### Data records
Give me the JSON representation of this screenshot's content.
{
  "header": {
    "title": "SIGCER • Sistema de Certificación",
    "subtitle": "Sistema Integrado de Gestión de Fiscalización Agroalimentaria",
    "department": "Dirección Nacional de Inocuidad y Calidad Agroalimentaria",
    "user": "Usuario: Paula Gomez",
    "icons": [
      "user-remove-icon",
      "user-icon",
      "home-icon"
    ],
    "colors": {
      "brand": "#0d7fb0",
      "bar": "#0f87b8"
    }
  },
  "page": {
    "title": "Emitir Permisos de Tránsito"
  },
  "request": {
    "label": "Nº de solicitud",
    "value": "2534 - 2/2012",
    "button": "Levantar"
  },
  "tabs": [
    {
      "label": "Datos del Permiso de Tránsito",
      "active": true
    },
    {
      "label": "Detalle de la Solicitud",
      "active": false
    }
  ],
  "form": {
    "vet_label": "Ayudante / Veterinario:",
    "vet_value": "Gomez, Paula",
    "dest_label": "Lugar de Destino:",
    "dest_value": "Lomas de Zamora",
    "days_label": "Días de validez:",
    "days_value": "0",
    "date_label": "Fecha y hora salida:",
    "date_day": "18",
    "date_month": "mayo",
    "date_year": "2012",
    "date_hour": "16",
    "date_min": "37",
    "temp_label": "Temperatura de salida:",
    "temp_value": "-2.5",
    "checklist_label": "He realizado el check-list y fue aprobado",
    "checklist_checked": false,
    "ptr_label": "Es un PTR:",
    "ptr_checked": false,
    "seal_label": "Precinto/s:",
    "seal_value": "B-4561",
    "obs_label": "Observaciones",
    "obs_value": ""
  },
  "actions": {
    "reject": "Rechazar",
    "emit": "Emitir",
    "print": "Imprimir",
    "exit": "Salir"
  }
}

### Instructions for the task
Make a verbatim copy of every entry shown above.

### Exercise answer
Give me the JSON representation of this screenshot's content.
{
  "header": {
    "title": "SIGCER • Sistema de Certificación",
    "subtitle": "Sistema Integrado de Gestión de Fiscalización Agroalimentaria",
    "department": "Dirección Nacional de Inocuidad y Calidad Agroalimentaria",
    "user": "Usuario: Paula Gomez",
    "icons": [
      "user-remove-icon",
      "user-icon",
      "home-icon"
    ],
    "colors": {
      "brand": "#0d7fb0",
      "bar": "#0f87b8"
    }
  },
  "page": {
    "title": "Emitir Permisos de Tránsito"
  },
  "request": {
    "label": "Nº de solicitud",
    "value": "2534 - 2/2012",
    "button": "Levantar"
  },
  "tabs": [
    {
      "label": "Datos del Permiso de Tránsito",
      "active": true
    },
    {
      "label": "Detalle de la Solicitud",
      "active": false
    }
  ],
  "form": {
    "vet_label": "Ayudante / Veterinario:",
    "vet_value": "Gomez, Paula",
    "dest_label": "Lugar de Destino:",
    "dest_value": "Lomas de Zamora",
    "days_label": "Días de validez:",
    "days_value": "0",
    "date_label": "Fecha y hora salida:",
    "date_day": "18",
    "date_month": "mayo",
    "date_year": "2012",
    "date_hour": "16",
    "date_min": "37",
    "temp_label": "Temperatura de salida:",
    "temp_value": "-2.5",
    "checklist_label": "He realizado el check-list y fue aprobado",
    "checklist_checked": false,
    "ptr_label": "Es un PTR:",
    "ptr_checked": false,
    "seal_label": "Precinto/s:",
    "seal_value": "B-4561",
    "obs_label": "Observaciones",
    "obs_value": ""
  },
  "actions": {
    "reject": "Rechazar",
    "emit": "Emitir",
    "print": "Imprimir",
    "exit": "Salir"
  }
}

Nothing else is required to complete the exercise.